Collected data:
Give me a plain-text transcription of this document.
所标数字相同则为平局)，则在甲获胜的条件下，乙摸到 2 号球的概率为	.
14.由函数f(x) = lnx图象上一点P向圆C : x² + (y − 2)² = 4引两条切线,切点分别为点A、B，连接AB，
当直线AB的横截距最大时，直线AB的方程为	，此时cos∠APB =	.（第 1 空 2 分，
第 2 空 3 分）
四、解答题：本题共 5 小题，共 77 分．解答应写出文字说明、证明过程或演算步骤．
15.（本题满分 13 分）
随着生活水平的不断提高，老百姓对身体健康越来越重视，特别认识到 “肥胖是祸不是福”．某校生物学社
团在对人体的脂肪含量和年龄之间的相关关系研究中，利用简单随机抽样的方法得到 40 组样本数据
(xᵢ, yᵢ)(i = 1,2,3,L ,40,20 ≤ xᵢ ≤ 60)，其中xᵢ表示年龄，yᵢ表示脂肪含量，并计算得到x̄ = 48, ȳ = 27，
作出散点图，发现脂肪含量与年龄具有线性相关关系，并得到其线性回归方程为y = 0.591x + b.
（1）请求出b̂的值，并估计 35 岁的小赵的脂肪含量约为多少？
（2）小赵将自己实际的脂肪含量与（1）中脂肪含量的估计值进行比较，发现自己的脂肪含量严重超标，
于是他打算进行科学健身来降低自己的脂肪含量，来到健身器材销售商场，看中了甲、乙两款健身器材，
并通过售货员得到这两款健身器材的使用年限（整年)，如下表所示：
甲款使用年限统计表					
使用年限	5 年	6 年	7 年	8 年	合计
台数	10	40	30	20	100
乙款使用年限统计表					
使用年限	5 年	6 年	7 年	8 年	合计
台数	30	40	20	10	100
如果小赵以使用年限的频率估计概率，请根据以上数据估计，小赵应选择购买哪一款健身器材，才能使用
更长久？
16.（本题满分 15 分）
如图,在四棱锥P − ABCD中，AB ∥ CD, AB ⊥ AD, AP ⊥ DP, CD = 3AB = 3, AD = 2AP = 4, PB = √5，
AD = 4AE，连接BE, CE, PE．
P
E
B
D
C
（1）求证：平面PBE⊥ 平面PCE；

▶ _WHAT THE EXERCISE ASKS_:
Repeat the listing above without any change.

▶ _FINAL RESULT_:
Give me a plain-text transcription of this document.
所标数字相同则为平局)，则在甲获胜的条件下，乙摸到 2 号球的概率为	.
14.由函数f(x) = lnx图象上一点P向圆C : x² + (y − 2)² = 4引两条切线,切点分别为点A、B，连接AB，
当直线AB的横截距最大时，直线AB的方程为	，此时cos∠APB =	.（第 1 空 2 分，
第 2 空 3 分）
四、解答题：本题共 5 小题，共 77 分．解答应写出文字说明、证明过程或演算步骤．
15.（本题满分 13 分）
随着生活水平的不断提高，老百姓对身体健康越来越重视，特别认识到 “肥胖是祸不是福”．某校生物学社
团在对人体的脂肪含量和年龄之间的相关关系研究中，利用简单随机抽样的方法得到 40 组样本数据
(xᵢ, yᵢ)(i = 1,2,3,L ,40,20 ≤ xᵢ ≤ 60)，其中xᵢ表示年龄，yᵢ表示脂肪含量，并计算得到x̄ = 48, ȳ = 27，
作出散点图，发现脂肪含量与年龄具有线性相关关系，并得到其线性回归方程为y = 0.591x + b.
（1）请求出b̂的值，并估计 35 岁的小赵的脂肪含量约为多少？
（2）小赵将自己实际的脂肪含量与（1）中脂肪含量的估计值进行比较，发现自己的脂肪含量严重超标，
于是他打算进行科学健身来降低自己的脂肪含量，来到健身器材销售商场，看中了甲、乙两款健身器材，
并通过售货员得到这两款健身器材的使用年限（整年)，如下表所示：
甲款使用年限统计表					
使用年限	5 年	6 年	7 年	8 年	合计
台数	10	40	30	20	100
乙款使用年限统计表					
使用年限	5 年	6 年	7 年	8 年	合计
台数	30	40	20	10	100
如果小赵以使用年限的频率估计概率，请根据以上数据估计，小赵应选择购买哪一款健身器材，才能使用
更长久？
16.（本题满分 15 分）
如图,在四棱锥P − ABCD中，AB ∥ CD, AB ⊥ AD, AP ⊥ DP, CD = 3AB = 3, AD = 2AP = 4, PB = √5，
AD = 4AE，连接BE, CE, PE．
P
E
B
D
C
（1）求证：平面PBE⊥ 平面PCE；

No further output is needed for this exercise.